What you need to do:
Pick out each line in these entries that contains the string "structured".

Data for this task:
--*--
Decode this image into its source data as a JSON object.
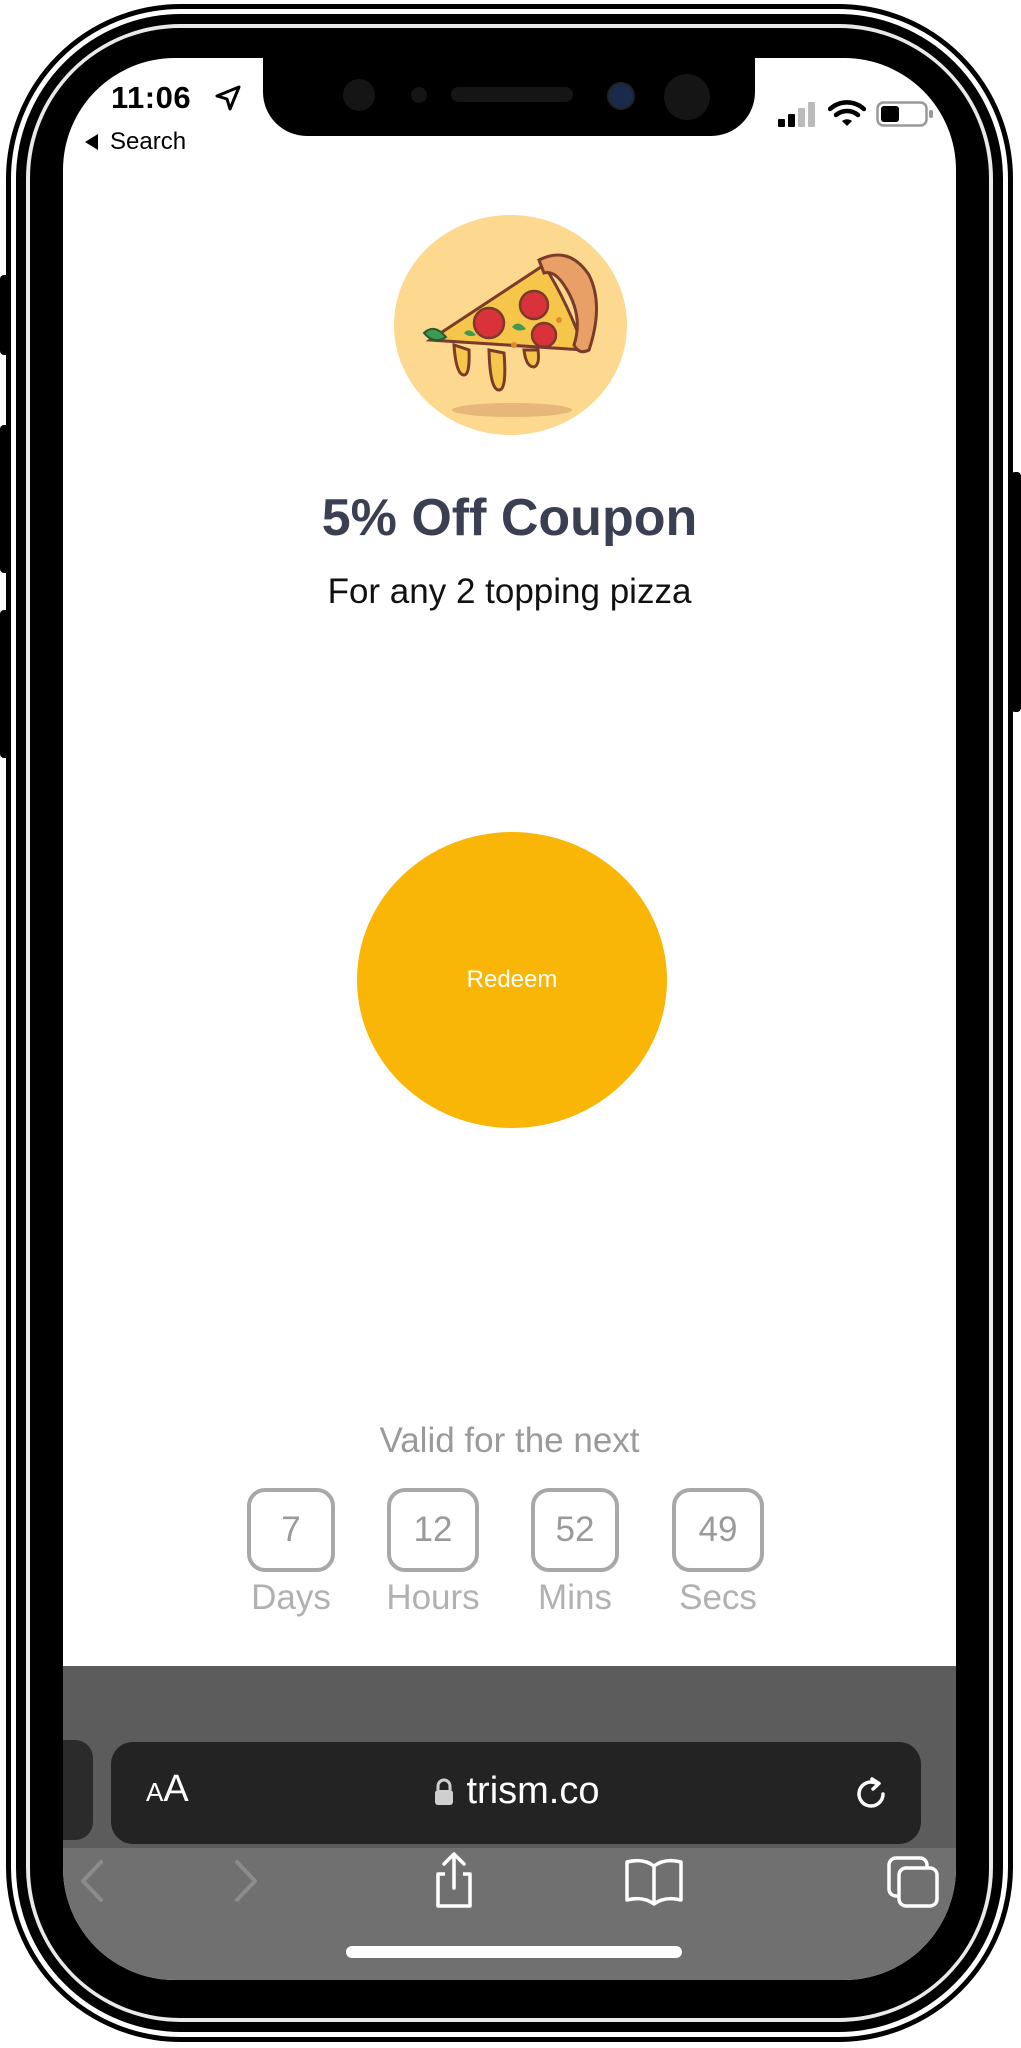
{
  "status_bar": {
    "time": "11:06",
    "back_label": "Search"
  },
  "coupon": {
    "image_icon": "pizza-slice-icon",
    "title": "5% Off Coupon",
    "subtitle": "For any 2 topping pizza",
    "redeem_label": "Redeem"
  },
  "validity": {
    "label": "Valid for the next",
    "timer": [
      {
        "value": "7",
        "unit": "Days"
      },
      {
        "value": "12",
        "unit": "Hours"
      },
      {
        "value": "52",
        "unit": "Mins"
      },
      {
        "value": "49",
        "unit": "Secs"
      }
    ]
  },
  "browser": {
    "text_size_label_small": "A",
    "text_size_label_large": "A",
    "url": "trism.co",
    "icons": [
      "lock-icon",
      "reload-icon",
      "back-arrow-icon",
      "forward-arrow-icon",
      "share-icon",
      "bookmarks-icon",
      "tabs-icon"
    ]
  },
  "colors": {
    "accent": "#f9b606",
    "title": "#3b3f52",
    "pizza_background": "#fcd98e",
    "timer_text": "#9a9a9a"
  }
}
--*--
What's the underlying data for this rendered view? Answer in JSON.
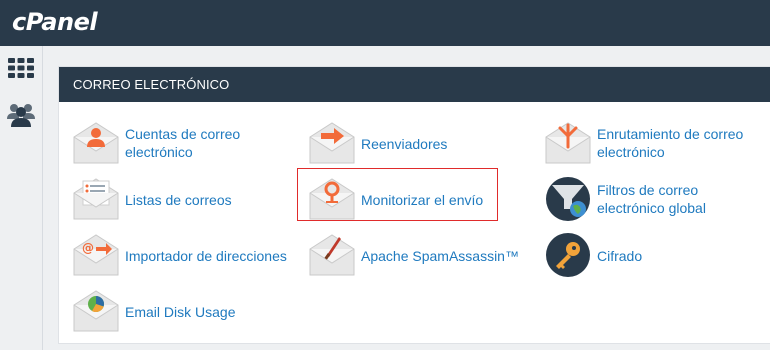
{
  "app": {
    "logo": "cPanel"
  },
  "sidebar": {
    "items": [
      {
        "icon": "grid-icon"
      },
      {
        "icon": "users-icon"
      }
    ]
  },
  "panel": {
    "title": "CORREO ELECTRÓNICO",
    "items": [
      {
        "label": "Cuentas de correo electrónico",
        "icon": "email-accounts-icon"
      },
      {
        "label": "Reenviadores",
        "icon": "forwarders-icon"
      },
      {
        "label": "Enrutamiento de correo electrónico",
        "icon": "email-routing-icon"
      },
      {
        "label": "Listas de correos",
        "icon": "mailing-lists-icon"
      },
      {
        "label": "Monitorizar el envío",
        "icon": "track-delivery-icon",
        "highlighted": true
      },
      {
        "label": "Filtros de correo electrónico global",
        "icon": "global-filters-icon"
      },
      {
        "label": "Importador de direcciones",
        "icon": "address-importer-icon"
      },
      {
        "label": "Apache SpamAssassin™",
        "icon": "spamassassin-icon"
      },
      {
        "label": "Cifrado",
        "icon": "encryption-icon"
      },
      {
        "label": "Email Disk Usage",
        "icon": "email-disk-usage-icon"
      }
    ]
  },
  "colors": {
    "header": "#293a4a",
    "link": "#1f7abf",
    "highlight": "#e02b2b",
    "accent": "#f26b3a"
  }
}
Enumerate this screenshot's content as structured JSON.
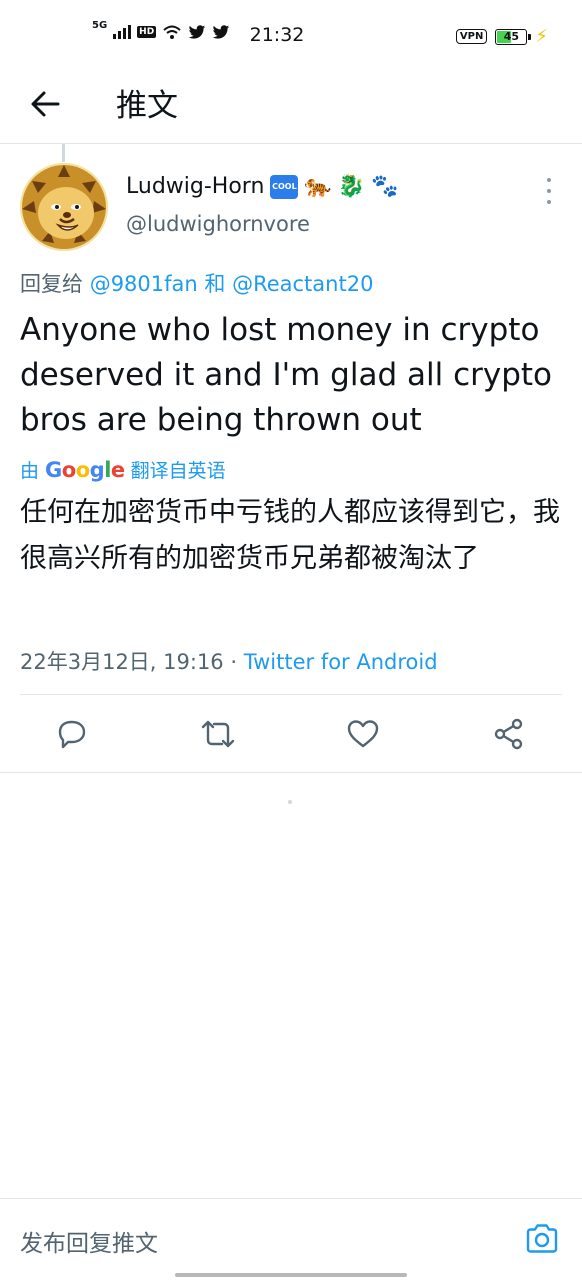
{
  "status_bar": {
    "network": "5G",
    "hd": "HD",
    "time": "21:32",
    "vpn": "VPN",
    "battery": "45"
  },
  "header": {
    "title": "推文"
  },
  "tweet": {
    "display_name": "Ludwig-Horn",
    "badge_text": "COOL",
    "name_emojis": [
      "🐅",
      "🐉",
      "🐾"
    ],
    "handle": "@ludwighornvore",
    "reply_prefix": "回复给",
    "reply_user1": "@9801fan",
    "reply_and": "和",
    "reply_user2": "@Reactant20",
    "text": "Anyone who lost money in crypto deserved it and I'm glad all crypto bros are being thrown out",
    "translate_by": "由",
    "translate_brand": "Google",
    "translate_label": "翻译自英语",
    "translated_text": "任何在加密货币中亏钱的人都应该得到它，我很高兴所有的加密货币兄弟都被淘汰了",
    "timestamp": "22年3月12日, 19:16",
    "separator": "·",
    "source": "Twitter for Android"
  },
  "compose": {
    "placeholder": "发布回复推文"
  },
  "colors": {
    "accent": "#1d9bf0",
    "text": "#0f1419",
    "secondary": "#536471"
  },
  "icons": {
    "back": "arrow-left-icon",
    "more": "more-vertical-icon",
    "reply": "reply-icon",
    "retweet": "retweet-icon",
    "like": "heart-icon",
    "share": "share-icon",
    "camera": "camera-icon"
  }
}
--*--
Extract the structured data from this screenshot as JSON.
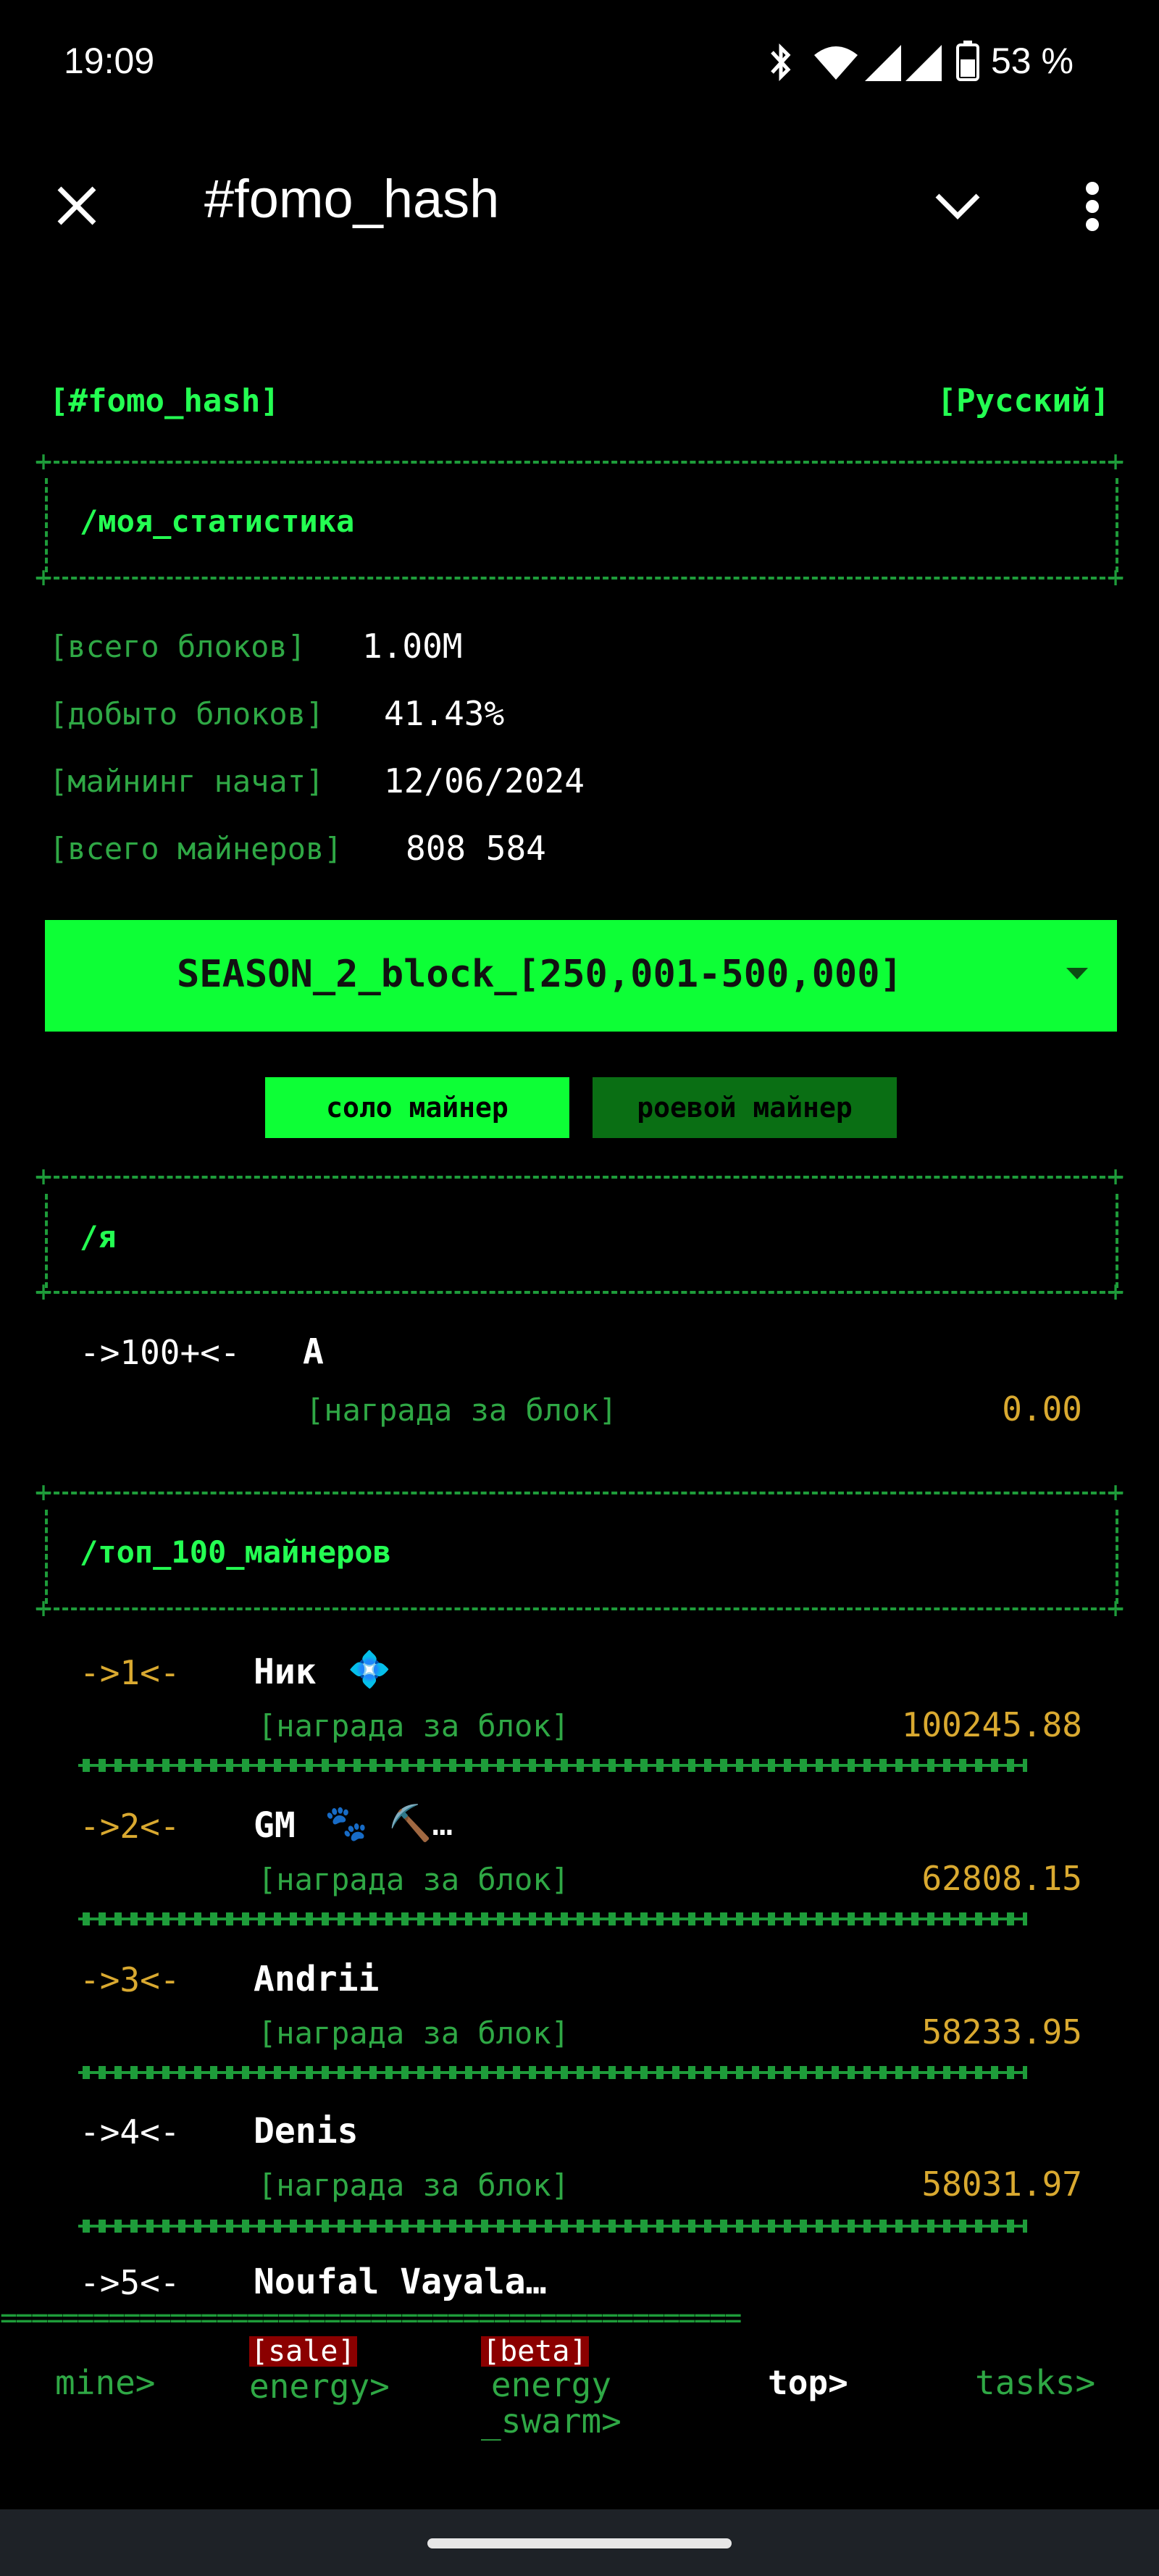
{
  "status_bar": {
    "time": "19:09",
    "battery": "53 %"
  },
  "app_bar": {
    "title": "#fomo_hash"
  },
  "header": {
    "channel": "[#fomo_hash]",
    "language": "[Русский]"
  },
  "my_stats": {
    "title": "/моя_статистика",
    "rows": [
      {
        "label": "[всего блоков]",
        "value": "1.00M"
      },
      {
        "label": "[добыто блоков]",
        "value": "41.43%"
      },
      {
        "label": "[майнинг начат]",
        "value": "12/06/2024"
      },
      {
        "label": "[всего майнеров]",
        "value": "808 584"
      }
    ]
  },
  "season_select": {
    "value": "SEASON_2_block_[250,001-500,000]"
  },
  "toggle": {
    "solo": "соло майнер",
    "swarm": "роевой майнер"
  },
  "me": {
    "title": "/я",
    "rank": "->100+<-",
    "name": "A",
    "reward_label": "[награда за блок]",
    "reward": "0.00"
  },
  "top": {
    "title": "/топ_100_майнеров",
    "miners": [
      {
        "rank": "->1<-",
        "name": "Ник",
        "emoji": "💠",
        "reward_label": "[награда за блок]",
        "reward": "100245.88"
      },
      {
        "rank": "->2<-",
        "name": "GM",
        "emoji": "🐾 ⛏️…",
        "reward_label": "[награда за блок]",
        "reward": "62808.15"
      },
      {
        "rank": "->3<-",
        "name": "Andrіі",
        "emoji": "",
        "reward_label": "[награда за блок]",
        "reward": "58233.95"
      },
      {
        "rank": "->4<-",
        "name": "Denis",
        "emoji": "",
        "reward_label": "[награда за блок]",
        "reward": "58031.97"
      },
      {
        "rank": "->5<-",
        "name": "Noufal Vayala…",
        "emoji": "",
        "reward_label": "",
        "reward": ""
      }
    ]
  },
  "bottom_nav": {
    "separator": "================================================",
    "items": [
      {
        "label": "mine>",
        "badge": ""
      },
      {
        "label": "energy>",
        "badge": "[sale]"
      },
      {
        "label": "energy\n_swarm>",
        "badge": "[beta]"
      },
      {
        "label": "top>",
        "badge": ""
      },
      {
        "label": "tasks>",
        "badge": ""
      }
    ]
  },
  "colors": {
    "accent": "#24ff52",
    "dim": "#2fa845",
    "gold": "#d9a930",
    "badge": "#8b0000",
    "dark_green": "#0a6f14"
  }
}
--*--
Solution to this task:
Enumerate this screenshot's content as structured JSON.
Extract the structured data from this screenshot as JSON.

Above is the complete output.